-- RECORD LIST --
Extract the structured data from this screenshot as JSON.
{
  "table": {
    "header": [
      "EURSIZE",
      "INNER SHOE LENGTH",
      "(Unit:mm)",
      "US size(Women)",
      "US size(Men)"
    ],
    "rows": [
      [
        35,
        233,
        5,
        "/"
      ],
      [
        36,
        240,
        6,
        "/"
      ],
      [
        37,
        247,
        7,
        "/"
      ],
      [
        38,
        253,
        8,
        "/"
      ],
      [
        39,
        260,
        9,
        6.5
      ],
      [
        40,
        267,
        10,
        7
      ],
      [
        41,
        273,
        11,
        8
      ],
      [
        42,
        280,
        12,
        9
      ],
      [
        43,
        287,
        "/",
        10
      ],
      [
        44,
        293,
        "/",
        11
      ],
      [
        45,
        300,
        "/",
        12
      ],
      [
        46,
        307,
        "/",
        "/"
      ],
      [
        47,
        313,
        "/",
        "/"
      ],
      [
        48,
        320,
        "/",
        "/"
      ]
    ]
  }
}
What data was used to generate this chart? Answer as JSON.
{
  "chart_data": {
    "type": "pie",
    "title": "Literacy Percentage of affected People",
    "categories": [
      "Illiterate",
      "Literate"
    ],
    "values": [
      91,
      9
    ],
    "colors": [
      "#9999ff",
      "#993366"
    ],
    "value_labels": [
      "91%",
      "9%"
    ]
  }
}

-- EXERCISE DIRECTIONS --
Search the entries for "JSON" and copy out each line that has it.

-- WRITTEN ANSWER --
Extract the structured data from this screenshot as JSON.
What data was used to generate this chart? Answer as JSON.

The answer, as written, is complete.